§ **SHORT EXERCISE**:
Omit every picture and output the rest of the records exactly as they are.

§ **DATA SUPPLIED**:
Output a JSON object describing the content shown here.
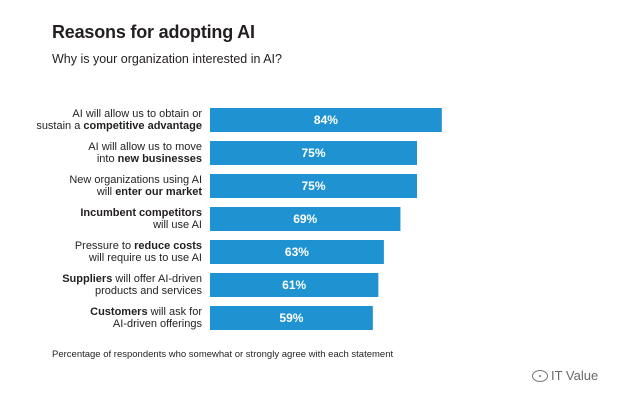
{
  "chart_data": {
    "type": "bar",
    "orientation": "horizontal",
    "title": "Reasons for adopting AI",
    "subtitle": "Why is your organization interested in AI?",
    "categories": [
      [
        [
          {
            "t": "AI will allow us to obtain or",
            "b": false
          }
        ],
        [
          {
            "t": "sustain a ",
            "b": false
          },
          {
            "t": "competitive advantage",
            "b": true
          }
        ]
      ],
      [
        [
          {
            "t": "AI will allow us to move",
            "b": false
          }
        ],
        [
          {
            "t": "into ",
            "b": false
          },
          {
            "t": "new businesses",
            "b": true
          }
        ]
      ],
      [
        [
          {
            "t": "New organizations using AI",
            "b": false
          }
        ],
        [
          {
            "t": "will ",
            "b": false
          },
          {
            "t": "enter our market",
            "b": true
          }
        ]
      ],
      [
        [
          {
            "t": "Incumbent competitors",
            "b": true
          }
        ],
        [
          {
            "t": "will use AI",
            "b": false
          }
        ]
      ],
      [
        [
          {
            "t": "Pressure to ",
            "b": false
          },
          {
            "t": "reduce costs",
            "b": true
          }
        ],
        [
          {
            "t": "will require us to use AI",
            "b": false
          }
        ]
      ],
      [
        [
          {
            "t": "Suppliers",
            "b": true
          },
          {
            "t": " will offer AI-driven",
            "b": false
          }
        ],
        [
          {
            "t": "products and services",
            "b": false
          }
        ]
      ],
      [
        [
          {
            "t": "Customers",
            "b": true
          },
          {
            "t": " will ask for",
            "b": false
          }
        ],
        [
          {
            "t": "AI-driven offerings",
            "b": false
          }
        ]
      ]
    ],
    "values": [
      84,
      75,
      75,
      69,
      63,
      61,
      59
    ],
    "value_labels": [
      "84%",
      "75%",
      "75%",
      "69%",
      "63%",
      "61%",
      "59%"
    ],
    "bar_color": "#1f93d1",
    "legend": "none",
    "grid": false
  },
  "footnote": "Percentage of respondents who somewhat or strongly agree with each statement",
  "watermark": "IT Value"
}
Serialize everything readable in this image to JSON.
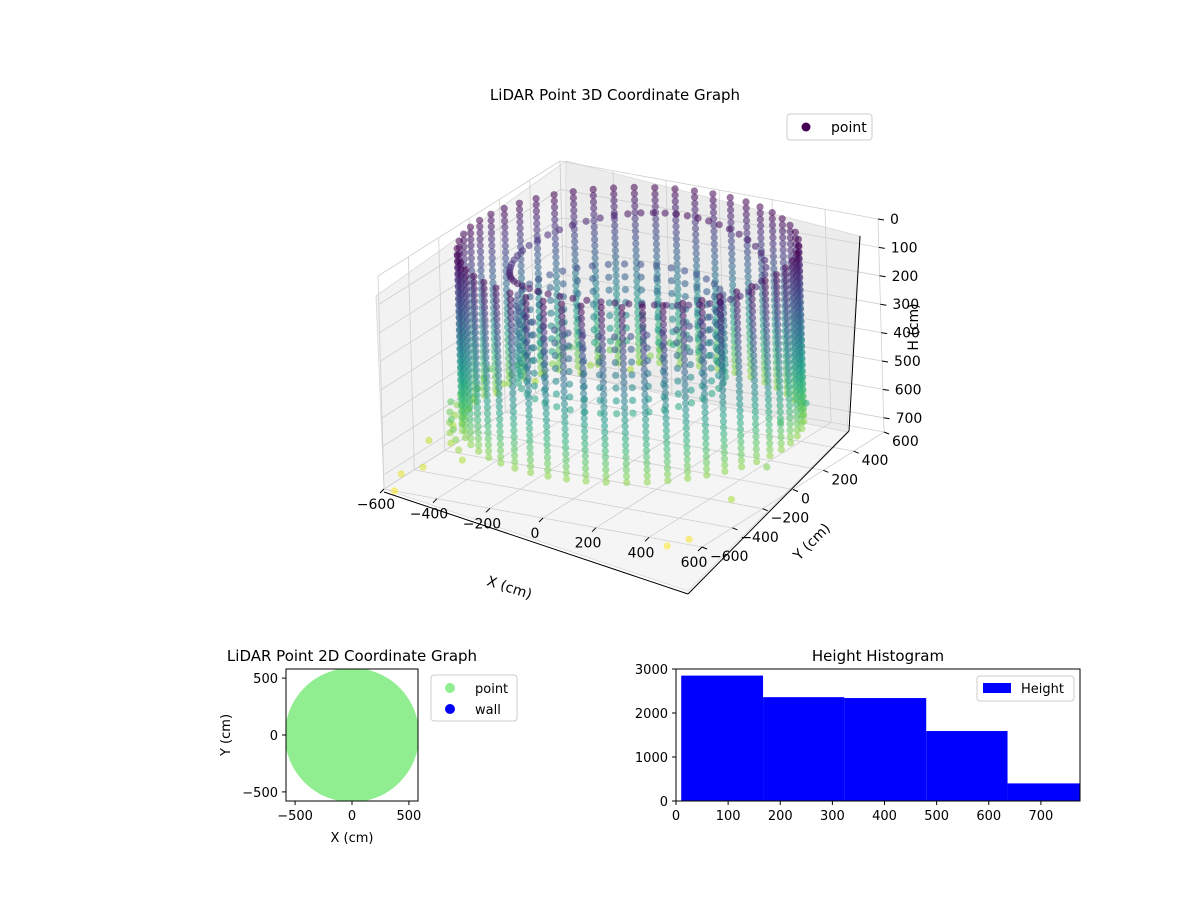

§ **EXERCISE RESULT**:
Output a JSON object describing the content shown here.
{
  "chart_data": {
    "type": "bar",
    "orientation": "horizontal",
    "title": "Reasons for adopting AI",
    "subtitle": "Why is your organization interested in AI?",
    "categories": [
      [
        [
          {
            "t": "AI will allow us to obtain or",
            "b": false
          }
        ],
        [
          {
            "t": "sustain a ",
            "b": false
          },
          {
            "t": "competitive advantage",
            "b": true
          }
        ]
      ],
      [
        [
          {
            "t": "AI will allow us to move",
            "b": false
          }
        ],
        [
          {
            "t": "into ",
            "b": false
          },
          {
            "t": "new businesses",
            "b": true
          }
        ]
      ],
      [
        [
          {
            "t": "New organizations using AI",
            "b": false
          }
        ],
        [
          {
            "t": "will ",
            "b": false
          },
          {
            "t": "enter our market",
            "b": true
          }
        ]
      ],
      [
        [
          {
            "t": "Incumbent competitors",
            "b": true
          }
        ],
        [
          {
            "t": "will use AI",
            "b": false
          }
        ]
      ],
      [
        [
          {
            "t": "Pressure to ",
            "b": false
          },
          {
            "t": "reduce costs",
            "b": true
          }
        ],
        [
          {
            "t": "will require us to use AI",
            "b": false
          }
        ]
      ],
      [
        [
          {
            "t": "Suppliers",
            "b": true
          },
          {
            "t": " will offer AI-driven",
            "b": false
          }
        ],
        [
          {
            "t": "products and services",
            "b": false
          }
        ]
      ],
      [
        [
          {
            "t": "Customers",
            "b": true
          },
          {
            "t": " will ask for",
            "b": false
          }
        ],
        [
          {
            "t": "AI-driven offerings",
            "b": false
          }
        ]
      ]
    ],
    "values": [
      84,
      75,
      75,
      69,
      63,
      61,
      59
    ],
    "value_labels": [
      "84%",
      "75%",
      "75%",
      "69%",
      "63%",
      "61%",
      "59%"
    ],
    "bar_color": "#1f93d1",
    "legend": "none",
    "grid": false
  },
  "footnote": "Percentage of respondents who somewhat or strongly agree with each statement",
  "watermark": "IT Value"
}
Serialize everything readable in this image to JSON.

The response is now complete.